Copy out the rows unchanged, starting with the line containing "point: [851, 454, 857, 459]" and going on through the line containing "point: [384, 579, 388, 583]", both included.
START Dataset rows
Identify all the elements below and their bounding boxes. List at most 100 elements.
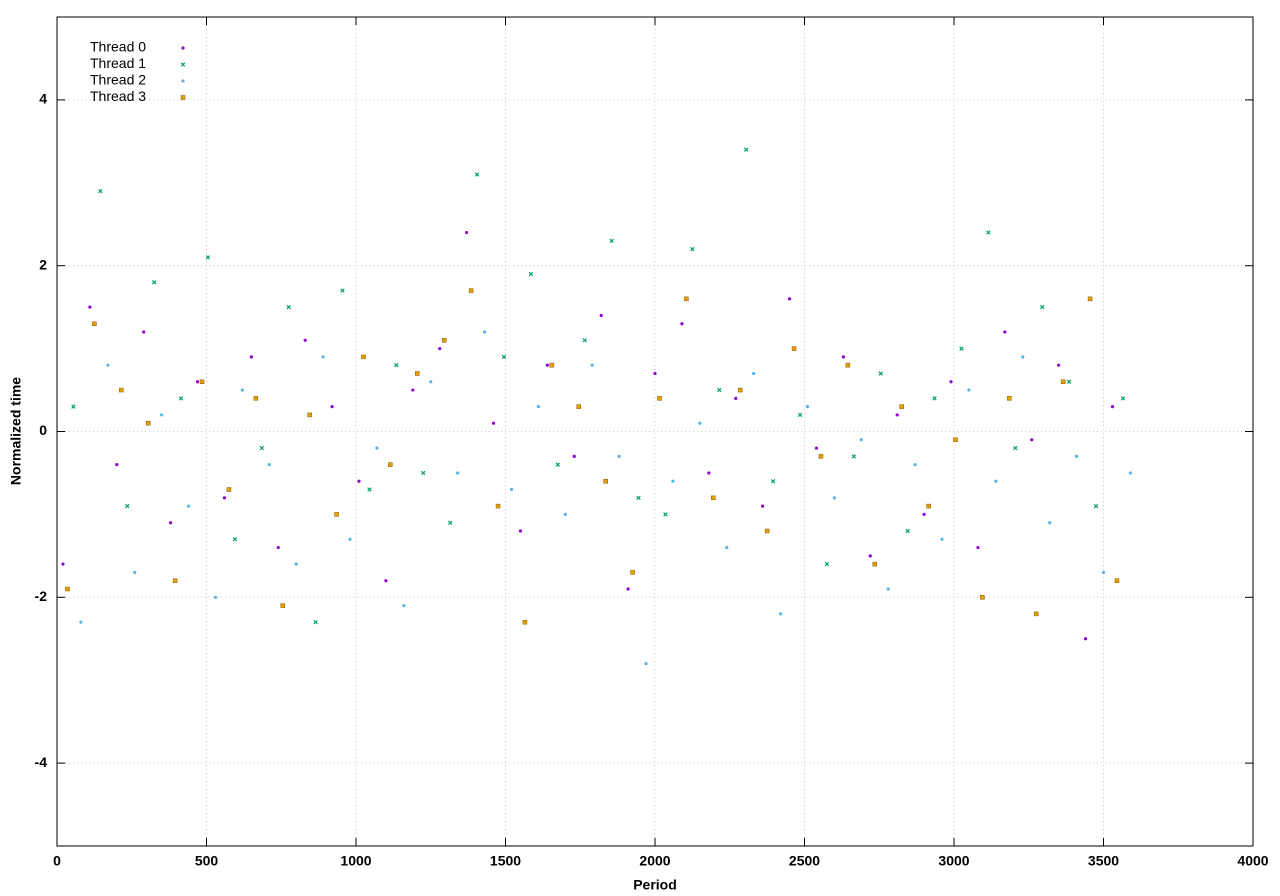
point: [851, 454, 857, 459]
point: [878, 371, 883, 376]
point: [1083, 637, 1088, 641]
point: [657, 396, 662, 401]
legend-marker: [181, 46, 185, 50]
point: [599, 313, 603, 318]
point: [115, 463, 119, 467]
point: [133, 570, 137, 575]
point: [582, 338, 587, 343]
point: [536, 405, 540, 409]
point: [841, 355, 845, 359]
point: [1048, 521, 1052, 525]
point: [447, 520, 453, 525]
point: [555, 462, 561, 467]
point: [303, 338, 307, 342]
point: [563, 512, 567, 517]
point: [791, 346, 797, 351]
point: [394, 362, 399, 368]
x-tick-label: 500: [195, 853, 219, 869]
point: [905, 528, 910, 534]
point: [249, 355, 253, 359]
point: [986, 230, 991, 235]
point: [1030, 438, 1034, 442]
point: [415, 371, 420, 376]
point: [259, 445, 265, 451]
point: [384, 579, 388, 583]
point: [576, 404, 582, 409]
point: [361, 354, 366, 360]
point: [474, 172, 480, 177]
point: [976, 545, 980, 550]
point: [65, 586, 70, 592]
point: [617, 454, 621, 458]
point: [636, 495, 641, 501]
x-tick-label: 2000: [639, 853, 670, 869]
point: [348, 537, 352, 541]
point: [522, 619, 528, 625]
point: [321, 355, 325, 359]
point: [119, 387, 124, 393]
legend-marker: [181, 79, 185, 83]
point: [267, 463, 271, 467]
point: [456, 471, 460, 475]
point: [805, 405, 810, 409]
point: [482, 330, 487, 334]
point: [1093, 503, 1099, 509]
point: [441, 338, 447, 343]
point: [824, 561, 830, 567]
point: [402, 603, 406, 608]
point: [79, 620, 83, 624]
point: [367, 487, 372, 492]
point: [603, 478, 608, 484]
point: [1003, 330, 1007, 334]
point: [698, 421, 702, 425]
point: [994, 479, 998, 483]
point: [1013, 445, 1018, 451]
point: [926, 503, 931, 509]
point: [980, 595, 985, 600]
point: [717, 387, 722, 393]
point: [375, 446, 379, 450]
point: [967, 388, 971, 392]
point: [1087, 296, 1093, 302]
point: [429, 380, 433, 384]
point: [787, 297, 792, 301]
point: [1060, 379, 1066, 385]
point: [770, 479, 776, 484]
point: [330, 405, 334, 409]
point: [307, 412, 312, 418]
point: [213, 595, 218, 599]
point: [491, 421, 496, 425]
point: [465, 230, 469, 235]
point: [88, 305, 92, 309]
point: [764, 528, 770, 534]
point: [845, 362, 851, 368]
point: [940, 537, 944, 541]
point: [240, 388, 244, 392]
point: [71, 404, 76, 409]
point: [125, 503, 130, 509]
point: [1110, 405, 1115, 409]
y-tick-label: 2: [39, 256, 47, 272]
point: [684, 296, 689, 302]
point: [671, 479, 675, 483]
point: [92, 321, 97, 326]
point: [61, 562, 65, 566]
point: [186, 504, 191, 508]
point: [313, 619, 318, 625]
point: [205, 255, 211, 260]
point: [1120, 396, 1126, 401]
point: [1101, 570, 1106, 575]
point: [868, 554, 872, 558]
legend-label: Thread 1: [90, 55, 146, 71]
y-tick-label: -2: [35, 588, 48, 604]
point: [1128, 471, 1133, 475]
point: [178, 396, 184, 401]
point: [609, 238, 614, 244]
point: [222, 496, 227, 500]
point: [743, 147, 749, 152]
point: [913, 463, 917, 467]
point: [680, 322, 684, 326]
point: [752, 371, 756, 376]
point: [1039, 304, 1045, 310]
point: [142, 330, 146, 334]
END Dataset rows
START Dataset rows
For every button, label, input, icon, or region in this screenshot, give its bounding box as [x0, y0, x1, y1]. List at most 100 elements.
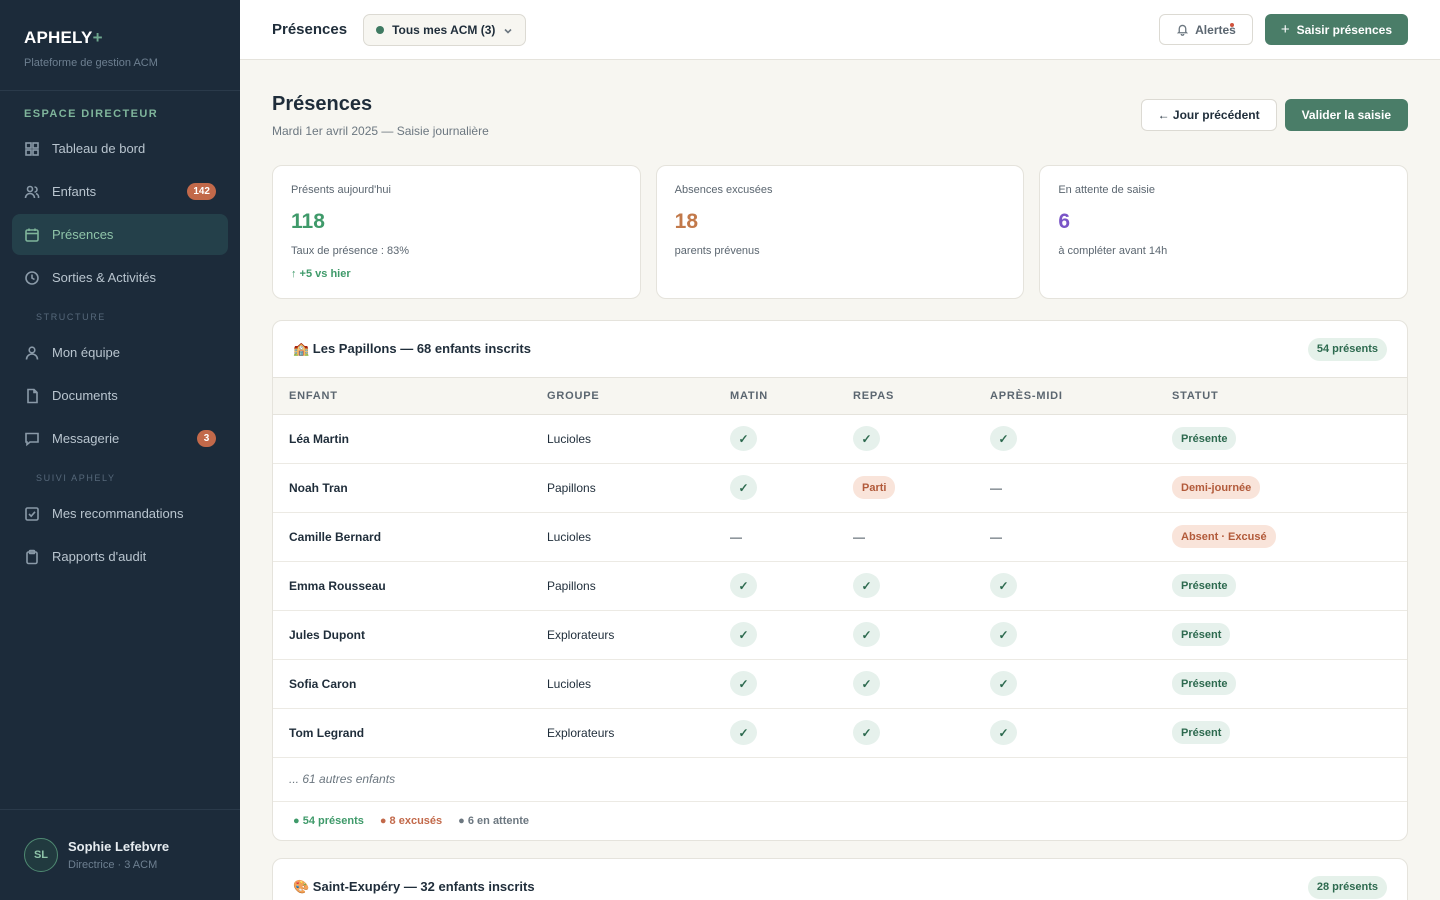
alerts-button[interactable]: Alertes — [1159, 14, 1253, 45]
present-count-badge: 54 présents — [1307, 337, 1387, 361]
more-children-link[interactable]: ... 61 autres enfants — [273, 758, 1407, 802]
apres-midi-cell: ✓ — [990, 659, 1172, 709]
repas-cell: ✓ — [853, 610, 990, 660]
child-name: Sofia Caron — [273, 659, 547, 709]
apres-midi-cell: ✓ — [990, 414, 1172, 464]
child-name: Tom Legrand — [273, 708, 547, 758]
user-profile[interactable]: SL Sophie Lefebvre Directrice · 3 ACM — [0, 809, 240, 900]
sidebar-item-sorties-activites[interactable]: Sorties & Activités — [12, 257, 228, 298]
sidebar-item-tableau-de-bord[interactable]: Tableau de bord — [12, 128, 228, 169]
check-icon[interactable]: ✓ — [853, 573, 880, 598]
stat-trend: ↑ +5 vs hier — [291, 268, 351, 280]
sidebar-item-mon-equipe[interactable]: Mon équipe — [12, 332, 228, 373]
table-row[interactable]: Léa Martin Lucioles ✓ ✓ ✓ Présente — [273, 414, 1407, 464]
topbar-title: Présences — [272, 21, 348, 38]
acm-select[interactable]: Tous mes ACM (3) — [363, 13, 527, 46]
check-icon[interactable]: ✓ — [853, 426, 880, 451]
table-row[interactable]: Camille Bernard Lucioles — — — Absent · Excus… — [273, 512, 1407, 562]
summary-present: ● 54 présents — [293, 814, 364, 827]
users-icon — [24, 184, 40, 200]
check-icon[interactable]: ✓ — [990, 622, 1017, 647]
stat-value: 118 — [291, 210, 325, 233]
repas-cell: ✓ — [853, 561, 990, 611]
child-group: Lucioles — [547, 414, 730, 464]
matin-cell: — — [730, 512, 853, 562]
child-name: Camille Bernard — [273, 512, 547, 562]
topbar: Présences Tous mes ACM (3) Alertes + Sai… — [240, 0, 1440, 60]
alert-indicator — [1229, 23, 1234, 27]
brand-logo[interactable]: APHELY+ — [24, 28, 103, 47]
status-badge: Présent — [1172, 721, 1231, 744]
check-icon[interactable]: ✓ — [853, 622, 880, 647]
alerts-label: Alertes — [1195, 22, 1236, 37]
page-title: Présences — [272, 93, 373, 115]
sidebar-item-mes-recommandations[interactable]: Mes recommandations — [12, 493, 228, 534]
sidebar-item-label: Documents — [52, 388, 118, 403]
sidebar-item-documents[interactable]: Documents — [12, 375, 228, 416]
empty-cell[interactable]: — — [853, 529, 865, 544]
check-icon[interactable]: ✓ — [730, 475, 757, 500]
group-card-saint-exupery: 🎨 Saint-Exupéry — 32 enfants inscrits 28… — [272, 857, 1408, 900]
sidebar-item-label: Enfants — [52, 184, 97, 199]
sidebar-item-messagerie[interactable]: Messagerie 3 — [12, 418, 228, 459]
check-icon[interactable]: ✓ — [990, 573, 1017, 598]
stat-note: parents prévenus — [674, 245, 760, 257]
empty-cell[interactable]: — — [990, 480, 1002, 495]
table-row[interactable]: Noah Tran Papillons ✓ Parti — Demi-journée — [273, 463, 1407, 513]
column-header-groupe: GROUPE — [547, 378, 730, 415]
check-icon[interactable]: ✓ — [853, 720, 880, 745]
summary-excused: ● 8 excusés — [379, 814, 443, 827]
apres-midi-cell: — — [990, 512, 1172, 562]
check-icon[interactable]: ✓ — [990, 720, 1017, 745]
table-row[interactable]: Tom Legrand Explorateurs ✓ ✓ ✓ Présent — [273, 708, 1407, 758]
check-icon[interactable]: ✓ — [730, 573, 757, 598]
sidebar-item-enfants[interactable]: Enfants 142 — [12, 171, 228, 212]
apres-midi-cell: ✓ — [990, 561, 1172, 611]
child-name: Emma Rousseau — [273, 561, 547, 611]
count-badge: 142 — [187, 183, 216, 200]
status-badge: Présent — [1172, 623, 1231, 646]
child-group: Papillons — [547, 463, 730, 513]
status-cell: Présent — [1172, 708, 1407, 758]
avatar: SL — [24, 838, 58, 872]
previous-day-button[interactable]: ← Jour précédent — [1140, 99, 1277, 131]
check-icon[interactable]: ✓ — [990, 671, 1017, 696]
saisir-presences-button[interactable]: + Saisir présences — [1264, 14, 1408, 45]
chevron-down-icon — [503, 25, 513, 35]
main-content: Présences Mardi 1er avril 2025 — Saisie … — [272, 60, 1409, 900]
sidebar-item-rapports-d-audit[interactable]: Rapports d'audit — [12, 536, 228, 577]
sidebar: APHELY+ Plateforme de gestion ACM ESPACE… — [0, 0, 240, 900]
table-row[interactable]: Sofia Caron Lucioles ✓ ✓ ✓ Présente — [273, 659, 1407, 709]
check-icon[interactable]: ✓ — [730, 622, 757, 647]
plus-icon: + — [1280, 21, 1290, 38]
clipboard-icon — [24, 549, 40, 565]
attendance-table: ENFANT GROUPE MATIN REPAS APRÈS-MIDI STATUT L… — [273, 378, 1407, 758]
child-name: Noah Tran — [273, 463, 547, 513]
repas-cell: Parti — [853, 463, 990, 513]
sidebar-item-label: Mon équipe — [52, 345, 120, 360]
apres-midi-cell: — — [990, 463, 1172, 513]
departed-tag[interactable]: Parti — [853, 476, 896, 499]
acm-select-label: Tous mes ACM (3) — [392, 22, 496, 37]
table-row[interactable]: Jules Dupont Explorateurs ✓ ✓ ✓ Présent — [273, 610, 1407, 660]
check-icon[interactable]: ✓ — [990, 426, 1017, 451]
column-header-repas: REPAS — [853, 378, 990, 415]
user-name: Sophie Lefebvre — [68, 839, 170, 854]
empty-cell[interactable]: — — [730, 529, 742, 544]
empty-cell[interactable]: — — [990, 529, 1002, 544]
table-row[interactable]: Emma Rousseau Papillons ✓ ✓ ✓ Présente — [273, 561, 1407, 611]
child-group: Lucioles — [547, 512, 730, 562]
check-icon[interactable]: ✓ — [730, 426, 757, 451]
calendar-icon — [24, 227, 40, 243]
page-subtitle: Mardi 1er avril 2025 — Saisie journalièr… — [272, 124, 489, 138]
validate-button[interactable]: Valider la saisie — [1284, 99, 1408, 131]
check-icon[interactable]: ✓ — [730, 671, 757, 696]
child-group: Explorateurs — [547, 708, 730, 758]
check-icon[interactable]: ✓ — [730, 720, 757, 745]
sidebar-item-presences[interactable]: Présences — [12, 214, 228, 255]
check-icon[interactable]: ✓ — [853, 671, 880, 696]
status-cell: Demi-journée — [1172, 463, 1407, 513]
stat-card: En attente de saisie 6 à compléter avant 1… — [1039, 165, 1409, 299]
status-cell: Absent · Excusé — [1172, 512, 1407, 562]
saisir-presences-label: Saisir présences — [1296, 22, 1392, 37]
END Dataset rows
Reply to the exercise ::
point: [851, 454, 857, 459]
point: [878, 371, 883, 376]
point: [1083, 637, 1088, 641]
point: [657, 396, 662, 401]
legend-marker: [181, 46, 185, 50]
point: [599, 313, 603, 318]
point: [115, 463, 119, 467]
point: [133, 570, 137, 575]
point: [582, 338, 587, 343]
point: [536, 405, 540, 409]
point: [841, 355, 845, 359]
point: [1048, 521, 1052, 525]
point: [447, 520, 453, 525]
point: [555, 462, 561, 467]
point: [303, 338, 307, 342]
point: [563, 512, 567, 517]
point: [791, 346, 797, 351]
point: [394, 362, 399, 368]
x-tick-label: 500: [195, 853, 219, 869]
point: [905, 528, 910, 534]
point: [249, 355, 253, 359]
point: [986, 230, 991, 235]
point: [1030, 438, 1034, 442]
point: [415, 371, 420, 376]
point: [259, 445, 265, 451]
point: [384, 579, 388, 583]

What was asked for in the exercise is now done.